** start **

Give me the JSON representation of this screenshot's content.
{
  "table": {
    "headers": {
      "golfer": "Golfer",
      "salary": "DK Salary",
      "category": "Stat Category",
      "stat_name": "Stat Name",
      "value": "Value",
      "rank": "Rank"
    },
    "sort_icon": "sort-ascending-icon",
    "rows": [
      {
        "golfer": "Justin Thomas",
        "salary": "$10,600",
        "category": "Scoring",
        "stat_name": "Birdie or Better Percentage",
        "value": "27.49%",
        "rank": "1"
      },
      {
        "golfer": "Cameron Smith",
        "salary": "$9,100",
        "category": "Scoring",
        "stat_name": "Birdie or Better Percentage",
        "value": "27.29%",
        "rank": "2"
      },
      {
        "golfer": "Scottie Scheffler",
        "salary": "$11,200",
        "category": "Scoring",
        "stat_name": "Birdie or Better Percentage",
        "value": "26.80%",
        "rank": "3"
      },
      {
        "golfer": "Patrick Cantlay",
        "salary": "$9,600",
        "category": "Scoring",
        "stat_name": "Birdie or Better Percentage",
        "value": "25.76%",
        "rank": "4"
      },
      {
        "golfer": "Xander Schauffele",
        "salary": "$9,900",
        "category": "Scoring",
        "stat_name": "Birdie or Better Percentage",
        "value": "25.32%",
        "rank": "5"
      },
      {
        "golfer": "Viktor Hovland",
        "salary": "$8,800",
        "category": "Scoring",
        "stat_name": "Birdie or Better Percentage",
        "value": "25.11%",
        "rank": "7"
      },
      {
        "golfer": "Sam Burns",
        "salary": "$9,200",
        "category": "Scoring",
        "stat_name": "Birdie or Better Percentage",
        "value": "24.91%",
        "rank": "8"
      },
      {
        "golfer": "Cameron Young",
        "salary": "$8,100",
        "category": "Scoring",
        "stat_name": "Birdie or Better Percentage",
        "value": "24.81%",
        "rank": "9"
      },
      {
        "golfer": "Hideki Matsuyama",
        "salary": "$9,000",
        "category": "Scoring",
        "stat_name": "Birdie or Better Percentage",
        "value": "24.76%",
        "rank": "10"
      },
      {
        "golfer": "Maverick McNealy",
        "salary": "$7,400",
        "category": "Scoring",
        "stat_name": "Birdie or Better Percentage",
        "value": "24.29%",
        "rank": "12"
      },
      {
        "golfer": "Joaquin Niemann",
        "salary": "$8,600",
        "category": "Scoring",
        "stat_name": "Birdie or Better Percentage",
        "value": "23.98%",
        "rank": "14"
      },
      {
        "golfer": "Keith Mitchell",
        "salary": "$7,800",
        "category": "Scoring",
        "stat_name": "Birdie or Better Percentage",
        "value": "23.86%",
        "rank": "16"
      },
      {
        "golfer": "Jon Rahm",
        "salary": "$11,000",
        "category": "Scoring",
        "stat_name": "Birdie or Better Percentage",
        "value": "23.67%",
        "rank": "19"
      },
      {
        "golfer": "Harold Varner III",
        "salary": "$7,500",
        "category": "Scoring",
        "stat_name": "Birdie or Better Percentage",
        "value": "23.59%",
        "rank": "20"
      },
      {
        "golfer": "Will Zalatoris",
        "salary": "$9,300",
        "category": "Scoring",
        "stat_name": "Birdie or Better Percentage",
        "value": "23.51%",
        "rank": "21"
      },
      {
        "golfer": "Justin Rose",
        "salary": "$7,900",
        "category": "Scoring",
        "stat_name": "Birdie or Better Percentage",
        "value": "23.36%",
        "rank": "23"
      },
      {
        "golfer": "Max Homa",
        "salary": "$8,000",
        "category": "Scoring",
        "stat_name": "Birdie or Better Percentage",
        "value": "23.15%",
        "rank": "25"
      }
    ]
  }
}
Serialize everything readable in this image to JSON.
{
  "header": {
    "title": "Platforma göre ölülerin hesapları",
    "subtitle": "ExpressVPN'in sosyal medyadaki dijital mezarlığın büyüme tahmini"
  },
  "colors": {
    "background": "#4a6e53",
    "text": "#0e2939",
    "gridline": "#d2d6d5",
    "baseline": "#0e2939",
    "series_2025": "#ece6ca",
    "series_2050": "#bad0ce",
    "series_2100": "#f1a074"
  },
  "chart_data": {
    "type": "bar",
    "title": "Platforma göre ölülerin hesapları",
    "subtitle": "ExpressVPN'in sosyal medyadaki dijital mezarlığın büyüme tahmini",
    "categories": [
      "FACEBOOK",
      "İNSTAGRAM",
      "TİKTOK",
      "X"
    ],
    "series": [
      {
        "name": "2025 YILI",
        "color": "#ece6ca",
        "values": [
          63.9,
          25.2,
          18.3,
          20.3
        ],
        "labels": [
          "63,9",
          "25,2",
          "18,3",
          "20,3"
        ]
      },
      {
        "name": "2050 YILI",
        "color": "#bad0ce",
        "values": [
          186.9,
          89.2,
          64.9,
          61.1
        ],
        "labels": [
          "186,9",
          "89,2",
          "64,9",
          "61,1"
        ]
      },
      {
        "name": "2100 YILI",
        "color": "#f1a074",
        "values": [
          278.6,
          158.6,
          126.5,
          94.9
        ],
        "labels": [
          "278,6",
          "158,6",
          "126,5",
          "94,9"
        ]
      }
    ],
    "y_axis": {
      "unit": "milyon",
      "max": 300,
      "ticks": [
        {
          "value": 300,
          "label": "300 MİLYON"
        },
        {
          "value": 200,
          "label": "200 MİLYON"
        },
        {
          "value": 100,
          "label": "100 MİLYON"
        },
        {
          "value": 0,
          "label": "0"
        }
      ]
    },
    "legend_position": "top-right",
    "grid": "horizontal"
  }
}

** end **

Scan the material and collect every line that contains "sosyal".

    "subtitle": "ExpressVPN'in sosyal medyadaki dijital mezarlığın büyüme tahmini"
    "subtitle": "ExpressVPN'in sosyal medyadaki dijital mezarlığın büyüme tahmini",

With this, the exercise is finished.